[Start of Exercise data]
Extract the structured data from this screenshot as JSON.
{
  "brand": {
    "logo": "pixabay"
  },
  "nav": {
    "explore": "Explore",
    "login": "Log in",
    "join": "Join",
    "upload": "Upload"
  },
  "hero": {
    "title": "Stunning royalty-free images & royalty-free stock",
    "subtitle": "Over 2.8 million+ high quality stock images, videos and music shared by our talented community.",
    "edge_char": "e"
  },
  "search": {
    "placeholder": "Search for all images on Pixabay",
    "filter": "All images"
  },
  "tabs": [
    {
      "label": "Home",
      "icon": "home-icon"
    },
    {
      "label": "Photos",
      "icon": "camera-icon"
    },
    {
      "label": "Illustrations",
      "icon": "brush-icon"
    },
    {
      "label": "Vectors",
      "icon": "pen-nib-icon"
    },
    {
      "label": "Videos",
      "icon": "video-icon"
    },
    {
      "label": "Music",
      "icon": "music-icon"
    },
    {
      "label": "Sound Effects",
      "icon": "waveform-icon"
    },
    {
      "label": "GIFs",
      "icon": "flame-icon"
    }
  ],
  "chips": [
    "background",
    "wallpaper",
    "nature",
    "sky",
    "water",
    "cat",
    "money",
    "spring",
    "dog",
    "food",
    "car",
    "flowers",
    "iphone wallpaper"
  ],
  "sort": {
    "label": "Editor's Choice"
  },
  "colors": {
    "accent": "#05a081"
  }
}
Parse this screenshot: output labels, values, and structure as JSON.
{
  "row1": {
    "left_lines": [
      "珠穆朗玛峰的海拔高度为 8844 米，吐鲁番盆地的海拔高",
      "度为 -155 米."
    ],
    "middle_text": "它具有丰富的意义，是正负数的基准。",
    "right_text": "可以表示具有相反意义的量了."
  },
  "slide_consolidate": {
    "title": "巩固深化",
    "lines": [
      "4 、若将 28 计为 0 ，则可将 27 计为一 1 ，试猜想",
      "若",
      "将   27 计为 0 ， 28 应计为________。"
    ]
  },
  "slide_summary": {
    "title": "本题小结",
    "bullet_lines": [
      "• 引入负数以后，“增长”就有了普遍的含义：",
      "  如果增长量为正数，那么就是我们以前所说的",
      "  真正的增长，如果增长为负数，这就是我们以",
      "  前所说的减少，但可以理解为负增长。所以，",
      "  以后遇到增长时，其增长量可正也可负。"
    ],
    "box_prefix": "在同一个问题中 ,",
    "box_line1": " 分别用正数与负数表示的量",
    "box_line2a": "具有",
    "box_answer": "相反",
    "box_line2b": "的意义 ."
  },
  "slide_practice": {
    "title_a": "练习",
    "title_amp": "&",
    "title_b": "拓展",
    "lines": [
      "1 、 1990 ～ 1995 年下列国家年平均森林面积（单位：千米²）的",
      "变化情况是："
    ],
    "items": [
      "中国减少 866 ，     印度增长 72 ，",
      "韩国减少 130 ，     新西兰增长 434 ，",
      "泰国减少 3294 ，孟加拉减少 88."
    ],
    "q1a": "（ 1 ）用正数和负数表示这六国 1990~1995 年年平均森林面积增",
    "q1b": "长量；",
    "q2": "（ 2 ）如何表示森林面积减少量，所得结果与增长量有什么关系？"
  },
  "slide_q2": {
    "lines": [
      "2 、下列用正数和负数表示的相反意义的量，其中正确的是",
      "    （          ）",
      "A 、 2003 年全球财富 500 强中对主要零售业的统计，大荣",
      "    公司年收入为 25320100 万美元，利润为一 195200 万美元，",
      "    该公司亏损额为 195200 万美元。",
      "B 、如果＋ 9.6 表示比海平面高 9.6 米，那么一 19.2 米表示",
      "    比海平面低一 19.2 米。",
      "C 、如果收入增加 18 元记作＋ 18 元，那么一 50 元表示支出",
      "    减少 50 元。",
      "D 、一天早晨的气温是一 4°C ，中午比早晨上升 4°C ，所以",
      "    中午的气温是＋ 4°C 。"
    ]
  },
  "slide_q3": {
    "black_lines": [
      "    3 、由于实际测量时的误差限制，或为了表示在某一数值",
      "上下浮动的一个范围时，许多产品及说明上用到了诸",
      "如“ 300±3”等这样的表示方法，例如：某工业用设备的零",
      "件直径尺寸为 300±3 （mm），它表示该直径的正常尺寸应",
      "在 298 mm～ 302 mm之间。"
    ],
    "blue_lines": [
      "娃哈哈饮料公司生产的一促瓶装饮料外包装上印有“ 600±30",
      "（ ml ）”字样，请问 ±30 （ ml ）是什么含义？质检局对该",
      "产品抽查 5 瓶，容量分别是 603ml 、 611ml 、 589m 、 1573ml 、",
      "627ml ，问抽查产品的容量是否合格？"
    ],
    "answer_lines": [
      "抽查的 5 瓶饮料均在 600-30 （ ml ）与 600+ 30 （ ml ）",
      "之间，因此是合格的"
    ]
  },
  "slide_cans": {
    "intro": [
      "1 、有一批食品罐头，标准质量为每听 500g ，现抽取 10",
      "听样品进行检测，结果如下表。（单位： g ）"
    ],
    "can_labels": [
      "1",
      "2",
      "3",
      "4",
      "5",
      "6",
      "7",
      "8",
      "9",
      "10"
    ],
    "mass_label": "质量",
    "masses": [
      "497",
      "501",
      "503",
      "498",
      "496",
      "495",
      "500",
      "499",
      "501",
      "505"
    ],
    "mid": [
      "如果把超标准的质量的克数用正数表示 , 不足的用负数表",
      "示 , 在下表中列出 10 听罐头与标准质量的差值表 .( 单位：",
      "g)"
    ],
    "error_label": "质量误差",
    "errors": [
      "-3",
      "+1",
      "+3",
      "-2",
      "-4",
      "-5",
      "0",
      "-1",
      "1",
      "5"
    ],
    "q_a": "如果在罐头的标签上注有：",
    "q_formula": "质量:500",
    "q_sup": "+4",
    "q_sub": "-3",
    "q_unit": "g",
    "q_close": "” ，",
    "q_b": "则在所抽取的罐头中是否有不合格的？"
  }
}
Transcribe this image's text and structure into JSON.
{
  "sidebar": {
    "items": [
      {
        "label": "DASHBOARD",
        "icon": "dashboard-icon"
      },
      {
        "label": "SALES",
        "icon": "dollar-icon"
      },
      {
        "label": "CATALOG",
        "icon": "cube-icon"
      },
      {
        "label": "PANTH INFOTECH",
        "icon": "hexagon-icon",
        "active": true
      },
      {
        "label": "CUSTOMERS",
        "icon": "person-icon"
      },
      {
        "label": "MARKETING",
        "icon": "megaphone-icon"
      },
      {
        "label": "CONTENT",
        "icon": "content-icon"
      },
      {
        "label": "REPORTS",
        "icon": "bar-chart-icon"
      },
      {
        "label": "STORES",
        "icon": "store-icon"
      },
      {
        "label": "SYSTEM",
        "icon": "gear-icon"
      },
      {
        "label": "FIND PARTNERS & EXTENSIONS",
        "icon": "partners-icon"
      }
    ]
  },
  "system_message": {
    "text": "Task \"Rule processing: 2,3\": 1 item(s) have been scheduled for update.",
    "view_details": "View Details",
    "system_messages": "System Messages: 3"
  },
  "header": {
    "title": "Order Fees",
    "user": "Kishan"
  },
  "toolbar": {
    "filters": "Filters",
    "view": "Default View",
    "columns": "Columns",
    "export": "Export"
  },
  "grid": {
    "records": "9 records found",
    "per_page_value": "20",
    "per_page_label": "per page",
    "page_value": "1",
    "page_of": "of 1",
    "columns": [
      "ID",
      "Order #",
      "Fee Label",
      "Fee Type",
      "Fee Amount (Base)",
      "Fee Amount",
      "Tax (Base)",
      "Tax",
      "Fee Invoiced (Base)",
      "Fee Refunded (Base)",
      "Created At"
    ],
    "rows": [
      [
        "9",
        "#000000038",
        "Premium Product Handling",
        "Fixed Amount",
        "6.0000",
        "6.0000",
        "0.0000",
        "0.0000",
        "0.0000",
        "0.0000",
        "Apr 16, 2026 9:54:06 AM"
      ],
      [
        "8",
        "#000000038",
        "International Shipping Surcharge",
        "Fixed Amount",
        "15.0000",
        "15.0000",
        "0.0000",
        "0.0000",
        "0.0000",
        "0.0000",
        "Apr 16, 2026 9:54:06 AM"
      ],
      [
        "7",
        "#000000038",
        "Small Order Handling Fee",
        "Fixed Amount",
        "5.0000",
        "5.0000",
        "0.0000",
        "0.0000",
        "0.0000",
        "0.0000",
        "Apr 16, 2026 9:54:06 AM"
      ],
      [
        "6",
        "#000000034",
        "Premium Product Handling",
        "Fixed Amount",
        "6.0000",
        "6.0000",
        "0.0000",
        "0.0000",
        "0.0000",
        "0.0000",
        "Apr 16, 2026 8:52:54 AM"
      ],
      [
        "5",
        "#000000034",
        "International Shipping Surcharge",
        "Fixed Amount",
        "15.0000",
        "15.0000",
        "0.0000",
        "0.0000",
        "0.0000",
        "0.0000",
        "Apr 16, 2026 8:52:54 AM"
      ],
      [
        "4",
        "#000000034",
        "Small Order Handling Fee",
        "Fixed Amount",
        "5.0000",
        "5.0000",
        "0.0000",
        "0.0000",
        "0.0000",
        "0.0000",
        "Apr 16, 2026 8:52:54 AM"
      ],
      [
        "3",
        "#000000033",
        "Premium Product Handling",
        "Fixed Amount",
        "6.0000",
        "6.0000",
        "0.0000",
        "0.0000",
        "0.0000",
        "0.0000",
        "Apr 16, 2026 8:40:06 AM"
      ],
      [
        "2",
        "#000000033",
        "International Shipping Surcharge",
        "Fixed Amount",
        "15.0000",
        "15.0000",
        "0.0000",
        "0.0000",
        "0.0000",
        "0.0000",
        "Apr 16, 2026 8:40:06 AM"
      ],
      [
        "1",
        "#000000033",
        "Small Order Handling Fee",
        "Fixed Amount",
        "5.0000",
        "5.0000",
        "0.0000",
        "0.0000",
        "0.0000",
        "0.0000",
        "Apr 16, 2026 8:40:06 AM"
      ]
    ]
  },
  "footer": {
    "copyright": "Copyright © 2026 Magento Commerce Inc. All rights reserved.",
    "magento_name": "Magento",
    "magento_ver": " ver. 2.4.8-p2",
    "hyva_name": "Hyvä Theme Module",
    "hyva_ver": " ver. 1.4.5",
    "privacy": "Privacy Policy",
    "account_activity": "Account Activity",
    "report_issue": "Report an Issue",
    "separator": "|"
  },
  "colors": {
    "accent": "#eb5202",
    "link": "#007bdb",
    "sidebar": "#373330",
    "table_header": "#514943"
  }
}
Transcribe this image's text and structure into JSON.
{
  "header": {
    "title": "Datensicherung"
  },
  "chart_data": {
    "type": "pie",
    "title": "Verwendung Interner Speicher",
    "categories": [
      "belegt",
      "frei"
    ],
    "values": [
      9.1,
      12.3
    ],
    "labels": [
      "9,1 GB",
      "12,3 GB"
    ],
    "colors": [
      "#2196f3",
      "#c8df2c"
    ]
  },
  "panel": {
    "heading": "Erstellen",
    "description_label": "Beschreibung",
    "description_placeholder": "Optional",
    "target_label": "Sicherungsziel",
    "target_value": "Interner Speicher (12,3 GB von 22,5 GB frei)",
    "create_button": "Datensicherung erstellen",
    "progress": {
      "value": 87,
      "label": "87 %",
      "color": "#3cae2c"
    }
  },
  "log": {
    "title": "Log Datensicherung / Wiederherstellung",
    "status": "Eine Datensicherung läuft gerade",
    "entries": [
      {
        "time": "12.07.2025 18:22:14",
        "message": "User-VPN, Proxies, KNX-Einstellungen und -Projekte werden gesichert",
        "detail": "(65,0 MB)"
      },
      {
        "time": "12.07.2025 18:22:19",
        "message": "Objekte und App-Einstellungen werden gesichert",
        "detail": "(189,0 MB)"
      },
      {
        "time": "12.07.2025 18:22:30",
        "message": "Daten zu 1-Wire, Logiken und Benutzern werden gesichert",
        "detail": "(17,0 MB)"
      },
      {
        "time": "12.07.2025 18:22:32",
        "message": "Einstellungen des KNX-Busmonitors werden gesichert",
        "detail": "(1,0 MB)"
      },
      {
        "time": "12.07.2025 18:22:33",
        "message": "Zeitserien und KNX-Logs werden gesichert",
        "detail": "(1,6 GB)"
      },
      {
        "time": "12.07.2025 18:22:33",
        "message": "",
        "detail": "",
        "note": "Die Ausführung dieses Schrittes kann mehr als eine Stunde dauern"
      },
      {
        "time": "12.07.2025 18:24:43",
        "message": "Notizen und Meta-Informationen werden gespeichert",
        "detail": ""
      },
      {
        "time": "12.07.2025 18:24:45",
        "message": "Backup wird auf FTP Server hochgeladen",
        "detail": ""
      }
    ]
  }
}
[End of Exercise data]
Which lines above contain the word "frei"? Copy each of them.

* _Output of the exercise_
      "frei"
    "target_value": "Interner Speicher (12,3 GB von 22,5 GB frei)",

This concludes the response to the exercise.